PROMPT ->
Pick out every line with the word "label" and copy it.

Figure record listings ->

%%

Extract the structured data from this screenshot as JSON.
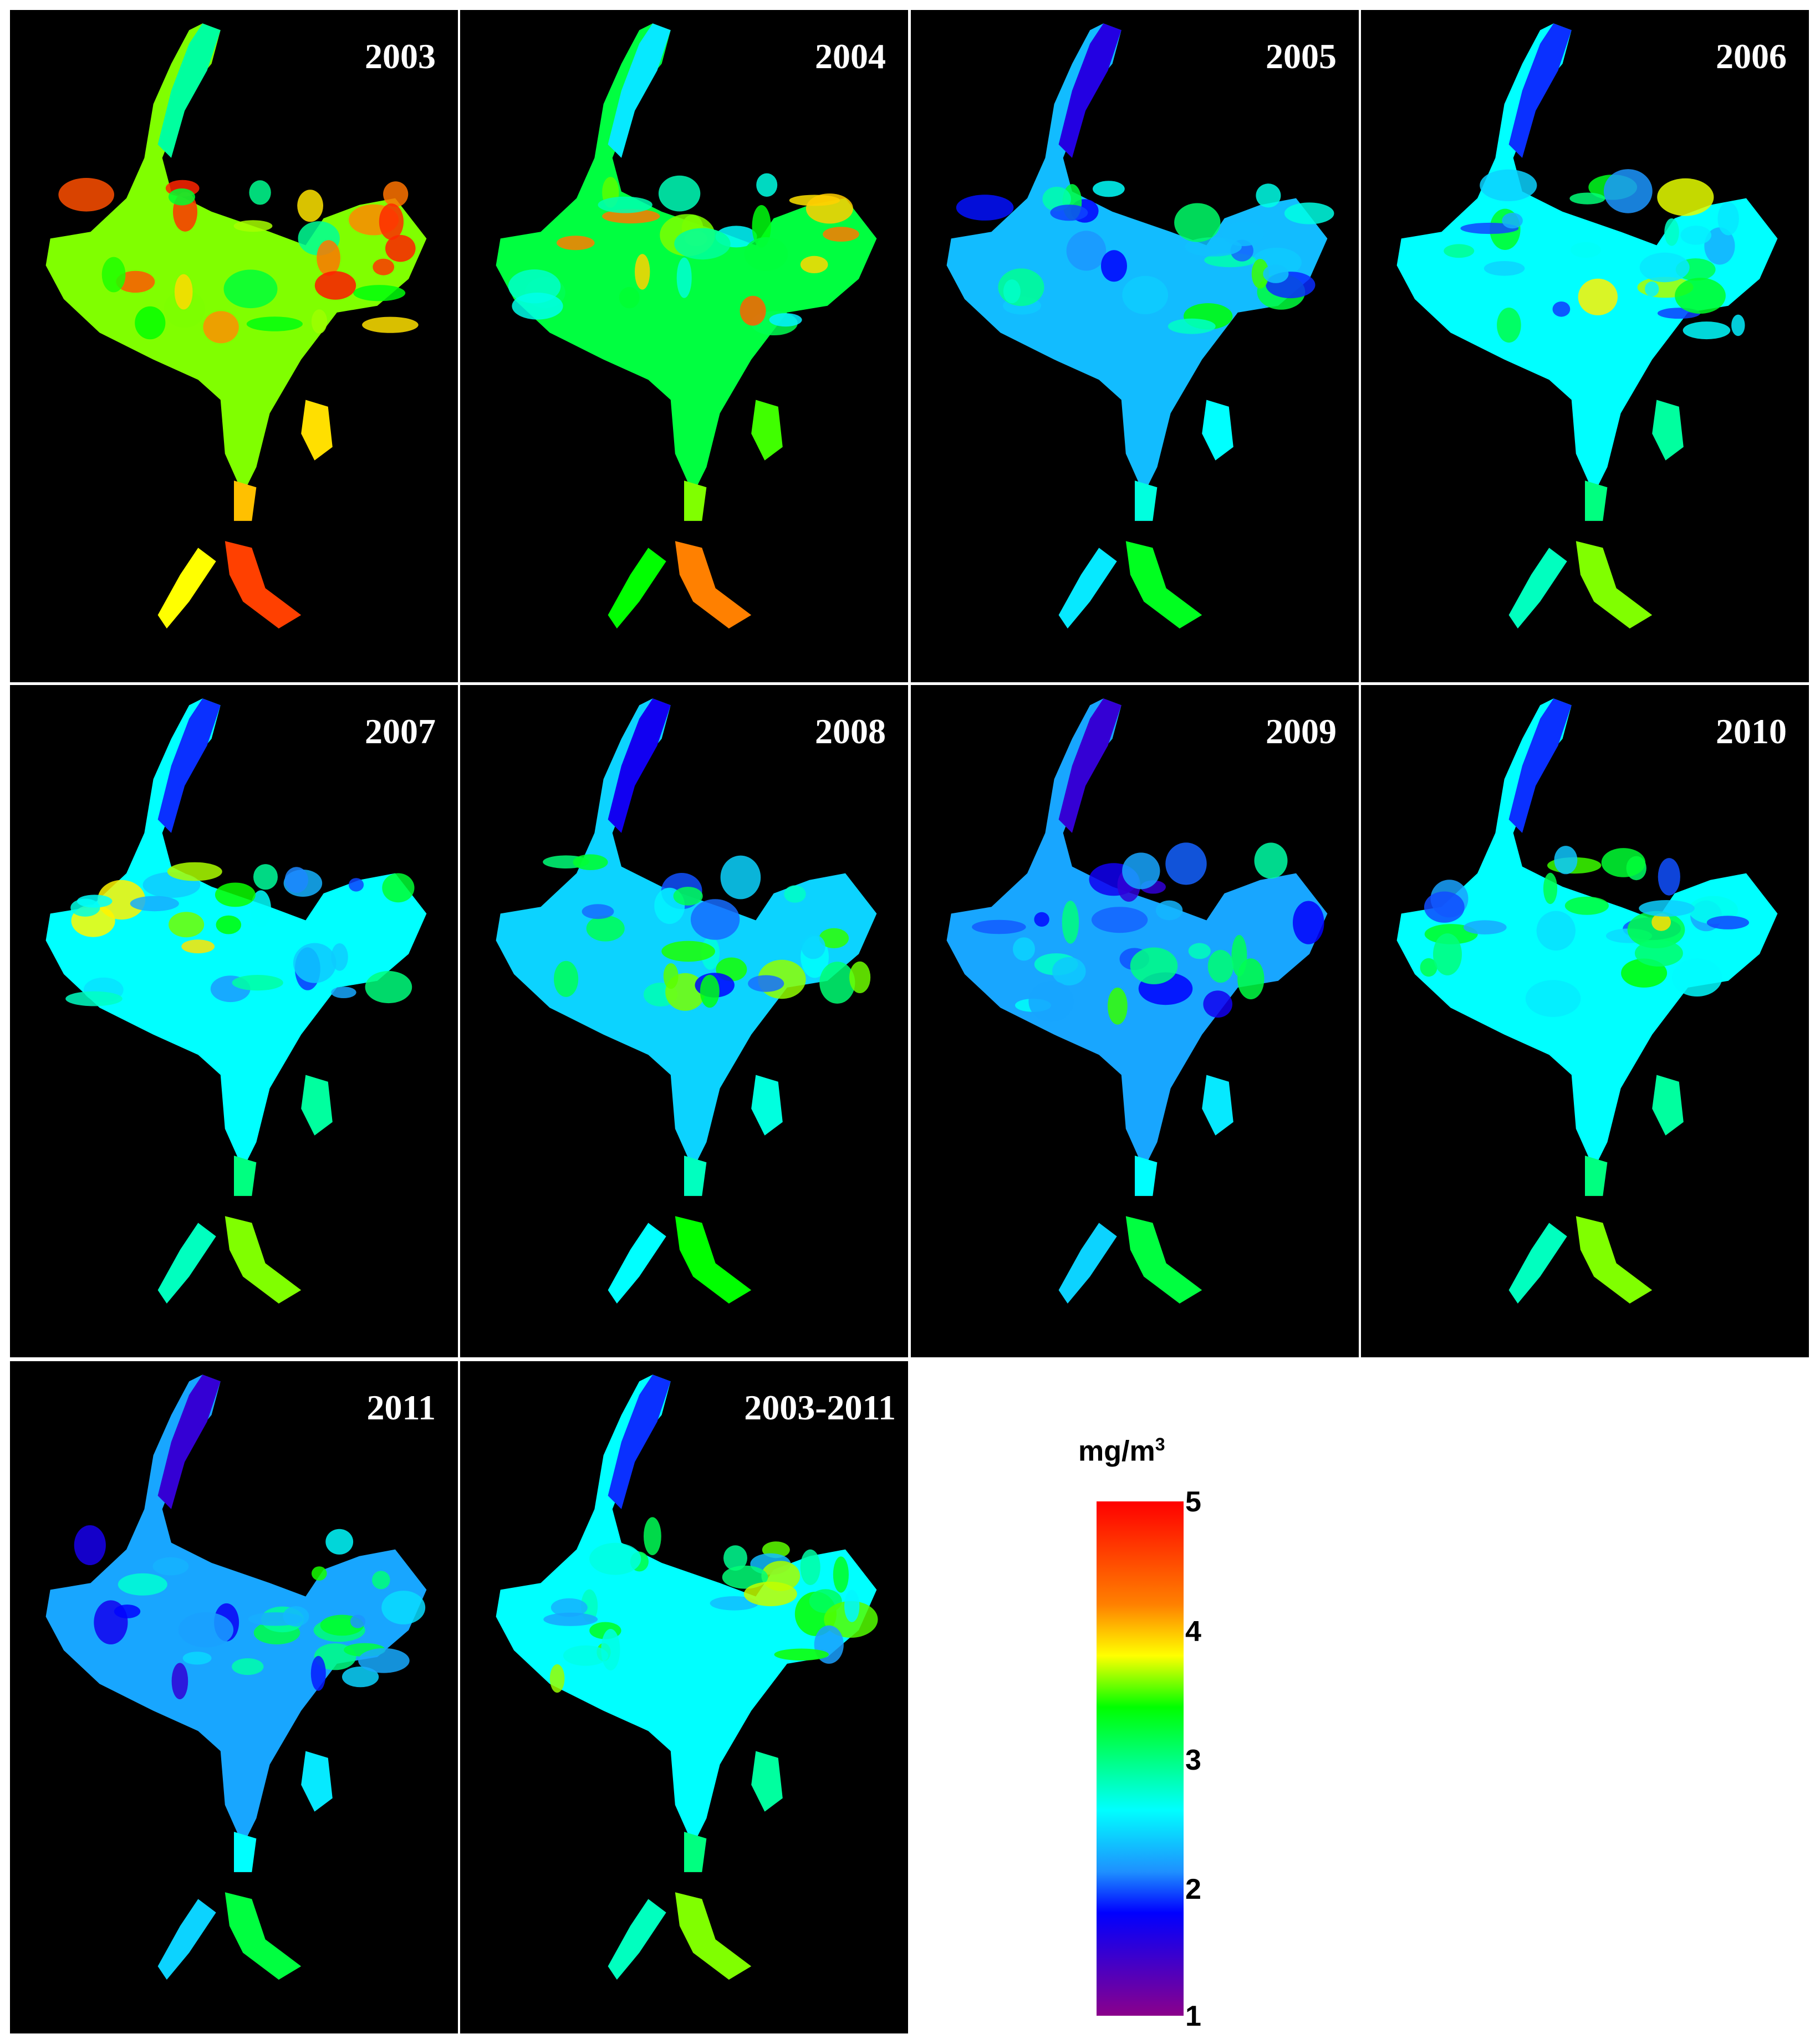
{
  "panels": [
    {
      "label": "2003",
      "mean_level": 3.6
    },
    {
      "label": "2004",
      "mean_level": 3.2
    },
    {
      "label": "2005",
      "mean_level": 2.3
    },
    {
      "label": "2006",
      "mean_level": 2.6
    },
    {
      "label": "2007",
      "mean_level": 2.6
    },
    {
      "label": "2008",
      "mean_level": 2.4
    },
    {
      "label": "2009",
      "mean_level": 2.2
    },
    {
      "label": "2010",
      "mean_level": 2.6
    },
    {
      "label": "2011",
      "mean_level": 2.2
    },
    {
      "label": "2003-2011",
      "mean_level": 2.6
    }
  ],
  "legend": {
    "unit": "mg/m",
    "unit_superscript": "3",
    "min": 1,
    "max": 5,
    "ticks": [
      "5",
      "4",
      "3",
      "2",
      "1"
    ],
    "colors": [
      "#ff0000",
      "#ff8c00",
      "#ffff00",
      "#00ff00",
      "#00ffff",
      "#1e90ff",
      "#0000ff",
      "#8b008b"
    ]
  }
}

%%

FULL OUTPUT ->
      "label": "2003",
      "label": "2004",
      "label": "2005",
      "label": "2006",
      "label": "2007",
      "label": "2008",
      "label": "2009",
      "label": "2010",
      "label": "2011",
      "label": "2003-2011",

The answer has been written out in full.